Below are records; reproduce exactly the lines from the one containing "Type out the text in this image." through the end, both included, and only those.

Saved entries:
- - -
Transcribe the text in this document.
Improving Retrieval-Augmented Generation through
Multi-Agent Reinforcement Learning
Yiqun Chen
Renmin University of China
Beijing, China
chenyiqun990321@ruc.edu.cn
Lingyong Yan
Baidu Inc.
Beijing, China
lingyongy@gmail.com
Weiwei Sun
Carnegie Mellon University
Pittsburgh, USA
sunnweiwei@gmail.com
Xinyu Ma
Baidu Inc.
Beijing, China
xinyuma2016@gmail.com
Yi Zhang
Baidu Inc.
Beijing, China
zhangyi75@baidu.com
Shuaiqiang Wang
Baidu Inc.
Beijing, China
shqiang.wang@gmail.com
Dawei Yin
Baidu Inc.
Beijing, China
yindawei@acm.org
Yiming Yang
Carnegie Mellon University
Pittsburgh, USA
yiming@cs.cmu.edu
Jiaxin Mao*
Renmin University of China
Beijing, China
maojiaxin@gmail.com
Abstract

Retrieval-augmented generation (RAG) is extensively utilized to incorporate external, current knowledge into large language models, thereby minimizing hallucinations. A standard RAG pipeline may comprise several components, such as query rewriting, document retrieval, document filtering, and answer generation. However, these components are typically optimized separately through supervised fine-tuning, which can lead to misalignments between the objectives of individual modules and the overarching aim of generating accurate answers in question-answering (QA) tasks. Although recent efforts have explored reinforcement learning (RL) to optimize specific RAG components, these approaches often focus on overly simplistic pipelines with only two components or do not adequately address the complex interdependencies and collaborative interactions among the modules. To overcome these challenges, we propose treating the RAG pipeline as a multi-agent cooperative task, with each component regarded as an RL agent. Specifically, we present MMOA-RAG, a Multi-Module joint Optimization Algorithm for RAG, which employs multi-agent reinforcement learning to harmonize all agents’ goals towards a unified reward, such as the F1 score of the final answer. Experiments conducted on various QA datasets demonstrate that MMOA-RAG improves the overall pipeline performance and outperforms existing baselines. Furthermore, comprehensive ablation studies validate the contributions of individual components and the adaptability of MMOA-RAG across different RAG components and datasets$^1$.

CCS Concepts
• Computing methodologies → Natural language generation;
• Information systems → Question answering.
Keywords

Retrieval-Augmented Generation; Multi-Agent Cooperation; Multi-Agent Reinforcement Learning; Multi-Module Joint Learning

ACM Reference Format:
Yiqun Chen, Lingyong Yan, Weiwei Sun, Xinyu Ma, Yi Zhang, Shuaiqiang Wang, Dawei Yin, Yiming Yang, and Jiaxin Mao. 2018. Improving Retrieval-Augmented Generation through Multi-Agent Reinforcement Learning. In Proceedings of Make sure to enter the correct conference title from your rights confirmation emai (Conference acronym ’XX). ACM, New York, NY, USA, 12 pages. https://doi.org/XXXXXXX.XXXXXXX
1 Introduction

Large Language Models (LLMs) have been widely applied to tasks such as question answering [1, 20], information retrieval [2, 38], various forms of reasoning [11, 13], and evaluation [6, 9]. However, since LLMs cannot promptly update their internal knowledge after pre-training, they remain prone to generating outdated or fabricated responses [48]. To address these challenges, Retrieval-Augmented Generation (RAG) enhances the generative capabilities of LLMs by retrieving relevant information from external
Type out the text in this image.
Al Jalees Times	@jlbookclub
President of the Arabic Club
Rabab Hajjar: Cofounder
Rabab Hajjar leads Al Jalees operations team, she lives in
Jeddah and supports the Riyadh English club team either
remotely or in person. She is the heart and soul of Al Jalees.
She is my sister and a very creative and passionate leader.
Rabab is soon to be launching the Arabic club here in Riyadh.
- - -
- [Right answer]:
Type out the text in this image.
Al Jalees Times	@jlbookclub
President of the Arabic Club
Rabab Hajjar: Cofounder
Rabab Hajjar leads Al Jalees operations team, she lives in
Jeddah and supports the Riyadh English club team either
remotely or in person. She is the heart and soul of Al Jalees.
She is my sister and a very creative and passionate leader.
Rabab is soon to be launching the Arabic club here in Riyadh.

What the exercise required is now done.